* _EXERCISE AIM_
Find each line with the string "title" and report it.

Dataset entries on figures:
* * *
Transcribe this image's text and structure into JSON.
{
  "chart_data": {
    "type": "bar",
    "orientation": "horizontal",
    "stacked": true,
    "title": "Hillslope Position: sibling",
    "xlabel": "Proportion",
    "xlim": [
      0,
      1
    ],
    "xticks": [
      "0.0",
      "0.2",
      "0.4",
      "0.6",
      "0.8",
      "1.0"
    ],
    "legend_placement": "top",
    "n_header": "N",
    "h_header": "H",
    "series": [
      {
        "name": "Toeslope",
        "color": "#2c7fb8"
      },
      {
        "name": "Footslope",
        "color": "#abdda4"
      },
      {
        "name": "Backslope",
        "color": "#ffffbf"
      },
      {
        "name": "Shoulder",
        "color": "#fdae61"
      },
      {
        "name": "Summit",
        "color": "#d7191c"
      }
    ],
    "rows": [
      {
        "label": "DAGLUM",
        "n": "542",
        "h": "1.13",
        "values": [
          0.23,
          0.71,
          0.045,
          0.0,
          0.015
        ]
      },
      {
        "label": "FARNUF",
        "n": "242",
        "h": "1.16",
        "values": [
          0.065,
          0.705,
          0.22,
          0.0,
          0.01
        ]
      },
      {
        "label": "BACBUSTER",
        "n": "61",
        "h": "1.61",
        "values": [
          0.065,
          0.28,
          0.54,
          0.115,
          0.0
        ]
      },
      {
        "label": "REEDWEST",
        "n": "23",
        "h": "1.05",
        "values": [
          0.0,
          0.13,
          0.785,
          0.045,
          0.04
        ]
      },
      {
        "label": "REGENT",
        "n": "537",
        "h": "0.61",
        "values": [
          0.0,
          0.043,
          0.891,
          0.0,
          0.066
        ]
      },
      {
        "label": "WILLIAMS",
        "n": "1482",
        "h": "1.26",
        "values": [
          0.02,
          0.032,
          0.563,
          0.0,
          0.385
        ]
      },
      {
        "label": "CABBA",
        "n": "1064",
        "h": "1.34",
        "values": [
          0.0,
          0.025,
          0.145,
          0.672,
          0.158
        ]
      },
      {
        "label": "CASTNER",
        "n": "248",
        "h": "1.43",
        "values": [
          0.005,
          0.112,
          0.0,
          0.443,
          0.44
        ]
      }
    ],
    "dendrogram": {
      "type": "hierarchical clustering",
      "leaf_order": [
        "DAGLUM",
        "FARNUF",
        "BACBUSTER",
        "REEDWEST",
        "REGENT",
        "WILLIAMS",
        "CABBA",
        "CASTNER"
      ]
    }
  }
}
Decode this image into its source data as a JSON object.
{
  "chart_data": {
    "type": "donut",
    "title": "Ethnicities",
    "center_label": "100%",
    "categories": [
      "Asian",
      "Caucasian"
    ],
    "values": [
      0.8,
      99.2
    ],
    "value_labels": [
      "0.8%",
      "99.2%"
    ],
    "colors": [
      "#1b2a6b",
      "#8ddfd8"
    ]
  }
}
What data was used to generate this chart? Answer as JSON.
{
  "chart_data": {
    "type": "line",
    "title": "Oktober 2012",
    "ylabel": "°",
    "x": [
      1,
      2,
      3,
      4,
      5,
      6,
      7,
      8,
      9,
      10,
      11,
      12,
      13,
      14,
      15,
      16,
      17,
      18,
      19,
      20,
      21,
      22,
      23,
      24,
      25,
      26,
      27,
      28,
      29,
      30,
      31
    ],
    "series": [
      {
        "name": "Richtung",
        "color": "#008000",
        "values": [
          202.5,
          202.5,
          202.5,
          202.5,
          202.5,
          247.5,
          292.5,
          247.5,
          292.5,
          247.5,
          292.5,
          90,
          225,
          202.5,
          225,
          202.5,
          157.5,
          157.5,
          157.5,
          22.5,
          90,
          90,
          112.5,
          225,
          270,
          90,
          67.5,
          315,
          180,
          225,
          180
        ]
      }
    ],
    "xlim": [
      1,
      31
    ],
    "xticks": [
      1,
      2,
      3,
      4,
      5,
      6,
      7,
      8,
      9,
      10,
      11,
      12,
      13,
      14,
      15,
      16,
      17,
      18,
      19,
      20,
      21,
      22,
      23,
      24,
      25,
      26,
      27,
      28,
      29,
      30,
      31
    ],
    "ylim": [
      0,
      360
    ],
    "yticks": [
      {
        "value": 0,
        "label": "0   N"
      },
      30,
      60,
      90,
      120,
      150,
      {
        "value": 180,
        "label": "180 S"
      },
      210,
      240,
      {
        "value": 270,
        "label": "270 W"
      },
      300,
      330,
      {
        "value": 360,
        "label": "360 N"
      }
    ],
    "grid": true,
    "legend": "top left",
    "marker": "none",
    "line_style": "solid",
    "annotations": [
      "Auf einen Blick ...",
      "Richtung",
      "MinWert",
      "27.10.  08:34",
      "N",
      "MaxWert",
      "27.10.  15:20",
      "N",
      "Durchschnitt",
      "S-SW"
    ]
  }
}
* * *
* _OUTPUT BELOW_
    "title": "Hillslope Position: sibling",
    "title": "Ethnicities",
    "title": "Oktober 2012",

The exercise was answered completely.